### AIM
Indicate only the number of lines in the listing below in which the word "Gearbox" appears.

— start RECORDS FOR PROCESSING —

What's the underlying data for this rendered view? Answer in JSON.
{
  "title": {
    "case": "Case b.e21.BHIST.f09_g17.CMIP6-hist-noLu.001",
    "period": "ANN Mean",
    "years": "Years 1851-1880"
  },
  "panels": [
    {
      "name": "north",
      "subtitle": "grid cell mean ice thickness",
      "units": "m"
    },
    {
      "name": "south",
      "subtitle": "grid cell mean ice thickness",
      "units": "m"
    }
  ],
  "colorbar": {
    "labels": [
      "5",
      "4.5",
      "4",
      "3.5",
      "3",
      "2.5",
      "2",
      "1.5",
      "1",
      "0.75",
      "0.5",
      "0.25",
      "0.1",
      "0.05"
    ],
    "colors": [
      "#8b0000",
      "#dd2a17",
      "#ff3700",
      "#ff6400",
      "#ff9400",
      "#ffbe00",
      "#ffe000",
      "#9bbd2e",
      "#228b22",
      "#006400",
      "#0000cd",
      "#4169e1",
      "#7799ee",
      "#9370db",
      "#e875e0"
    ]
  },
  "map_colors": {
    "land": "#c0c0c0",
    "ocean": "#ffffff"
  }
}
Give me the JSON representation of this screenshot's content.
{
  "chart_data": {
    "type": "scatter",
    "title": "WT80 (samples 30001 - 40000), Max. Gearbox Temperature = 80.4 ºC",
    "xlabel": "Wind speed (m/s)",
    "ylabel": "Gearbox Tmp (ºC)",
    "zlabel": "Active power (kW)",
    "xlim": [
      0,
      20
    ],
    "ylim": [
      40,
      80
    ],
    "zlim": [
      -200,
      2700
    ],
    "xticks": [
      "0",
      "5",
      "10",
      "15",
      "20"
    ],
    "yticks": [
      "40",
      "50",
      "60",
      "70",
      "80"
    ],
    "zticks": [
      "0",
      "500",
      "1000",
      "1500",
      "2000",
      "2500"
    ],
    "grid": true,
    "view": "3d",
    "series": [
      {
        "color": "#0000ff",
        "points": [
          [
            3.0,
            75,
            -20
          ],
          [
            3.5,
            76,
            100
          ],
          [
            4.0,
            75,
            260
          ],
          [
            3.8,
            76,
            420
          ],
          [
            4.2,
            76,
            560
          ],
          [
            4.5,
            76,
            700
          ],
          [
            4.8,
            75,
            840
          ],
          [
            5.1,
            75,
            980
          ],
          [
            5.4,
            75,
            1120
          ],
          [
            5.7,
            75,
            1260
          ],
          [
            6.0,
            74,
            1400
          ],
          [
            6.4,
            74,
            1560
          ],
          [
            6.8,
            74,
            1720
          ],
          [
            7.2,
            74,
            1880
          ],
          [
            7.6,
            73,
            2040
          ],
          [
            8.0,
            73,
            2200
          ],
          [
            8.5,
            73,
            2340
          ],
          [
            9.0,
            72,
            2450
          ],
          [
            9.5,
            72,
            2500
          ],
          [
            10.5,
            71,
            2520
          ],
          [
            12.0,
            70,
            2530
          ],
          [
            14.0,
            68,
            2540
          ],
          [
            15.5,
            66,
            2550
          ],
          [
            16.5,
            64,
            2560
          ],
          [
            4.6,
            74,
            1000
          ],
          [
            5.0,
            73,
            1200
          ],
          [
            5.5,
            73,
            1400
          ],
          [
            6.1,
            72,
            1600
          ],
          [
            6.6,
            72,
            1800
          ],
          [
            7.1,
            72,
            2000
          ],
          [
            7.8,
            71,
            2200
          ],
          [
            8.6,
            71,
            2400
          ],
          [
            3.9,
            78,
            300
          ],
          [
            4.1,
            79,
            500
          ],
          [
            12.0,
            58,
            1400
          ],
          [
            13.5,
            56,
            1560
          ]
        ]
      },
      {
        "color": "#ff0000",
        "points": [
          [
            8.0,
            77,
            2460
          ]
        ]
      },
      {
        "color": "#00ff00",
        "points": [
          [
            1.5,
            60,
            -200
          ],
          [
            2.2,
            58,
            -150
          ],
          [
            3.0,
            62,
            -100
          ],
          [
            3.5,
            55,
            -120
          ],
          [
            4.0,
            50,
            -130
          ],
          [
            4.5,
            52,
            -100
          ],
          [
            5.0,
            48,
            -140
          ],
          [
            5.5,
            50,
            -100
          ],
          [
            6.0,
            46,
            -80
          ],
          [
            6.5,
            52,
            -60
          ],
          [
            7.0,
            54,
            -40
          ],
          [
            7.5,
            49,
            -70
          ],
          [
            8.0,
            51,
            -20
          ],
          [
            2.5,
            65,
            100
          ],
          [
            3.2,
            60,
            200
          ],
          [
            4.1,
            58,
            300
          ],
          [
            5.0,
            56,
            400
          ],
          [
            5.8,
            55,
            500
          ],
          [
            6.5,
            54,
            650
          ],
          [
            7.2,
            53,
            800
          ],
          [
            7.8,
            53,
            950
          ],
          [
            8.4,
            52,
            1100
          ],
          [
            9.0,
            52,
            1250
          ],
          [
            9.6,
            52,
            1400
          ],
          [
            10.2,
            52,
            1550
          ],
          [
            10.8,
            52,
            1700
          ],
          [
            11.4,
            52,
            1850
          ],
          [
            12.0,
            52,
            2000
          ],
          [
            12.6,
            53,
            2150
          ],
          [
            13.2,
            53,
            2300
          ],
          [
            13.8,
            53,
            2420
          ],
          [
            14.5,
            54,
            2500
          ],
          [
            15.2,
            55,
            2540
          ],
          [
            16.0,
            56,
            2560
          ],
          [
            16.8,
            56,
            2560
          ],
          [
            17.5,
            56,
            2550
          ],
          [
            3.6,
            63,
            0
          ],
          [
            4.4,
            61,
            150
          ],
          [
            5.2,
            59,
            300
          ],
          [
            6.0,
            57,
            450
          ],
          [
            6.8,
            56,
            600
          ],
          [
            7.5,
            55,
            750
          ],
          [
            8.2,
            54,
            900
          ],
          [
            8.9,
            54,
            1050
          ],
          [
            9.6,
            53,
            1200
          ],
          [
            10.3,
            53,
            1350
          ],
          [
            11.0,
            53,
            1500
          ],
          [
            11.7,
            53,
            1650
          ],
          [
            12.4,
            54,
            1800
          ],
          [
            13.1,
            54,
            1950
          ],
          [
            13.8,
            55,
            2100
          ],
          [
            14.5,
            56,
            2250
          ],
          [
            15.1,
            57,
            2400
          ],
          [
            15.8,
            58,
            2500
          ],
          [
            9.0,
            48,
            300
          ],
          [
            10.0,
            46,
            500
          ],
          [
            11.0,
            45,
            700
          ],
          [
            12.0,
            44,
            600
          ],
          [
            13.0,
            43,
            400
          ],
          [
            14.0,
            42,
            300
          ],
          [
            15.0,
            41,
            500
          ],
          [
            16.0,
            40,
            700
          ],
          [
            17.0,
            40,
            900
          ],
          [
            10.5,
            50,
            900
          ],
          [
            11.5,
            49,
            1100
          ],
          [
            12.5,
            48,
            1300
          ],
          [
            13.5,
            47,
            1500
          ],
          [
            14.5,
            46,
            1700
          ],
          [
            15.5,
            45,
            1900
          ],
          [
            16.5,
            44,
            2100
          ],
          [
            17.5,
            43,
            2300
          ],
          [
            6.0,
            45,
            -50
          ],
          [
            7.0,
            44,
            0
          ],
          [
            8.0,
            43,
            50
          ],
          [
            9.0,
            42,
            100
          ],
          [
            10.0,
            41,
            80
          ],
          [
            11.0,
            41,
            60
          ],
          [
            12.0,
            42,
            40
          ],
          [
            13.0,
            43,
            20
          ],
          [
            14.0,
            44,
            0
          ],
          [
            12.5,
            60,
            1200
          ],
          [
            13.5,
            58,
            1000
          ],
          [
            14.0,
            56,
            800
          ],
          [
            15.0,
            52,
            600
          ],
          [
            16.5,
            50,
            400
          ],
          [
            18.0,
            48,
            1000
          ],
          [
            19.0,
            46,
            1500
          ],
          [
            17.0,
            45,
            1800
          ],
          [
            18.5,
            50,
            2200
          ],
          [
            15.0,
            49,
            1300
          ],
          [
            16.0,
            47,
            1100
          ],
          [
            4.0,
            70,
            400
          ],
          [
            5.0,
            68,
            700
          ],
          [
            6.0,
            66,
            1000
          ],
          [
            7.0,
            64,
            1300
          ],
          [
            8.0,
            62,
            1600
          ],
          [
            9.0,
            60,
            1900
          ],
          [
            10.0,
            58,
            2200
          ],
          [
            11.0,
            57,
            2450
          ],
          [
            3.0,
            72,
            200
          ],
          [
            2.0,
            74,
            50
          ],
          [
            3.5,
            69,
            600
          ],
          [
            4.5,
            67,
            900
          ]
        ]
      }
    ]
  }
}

— end RECORDS FOR PROCESSING —

### SOLUTION TO THIS EXERCISE
2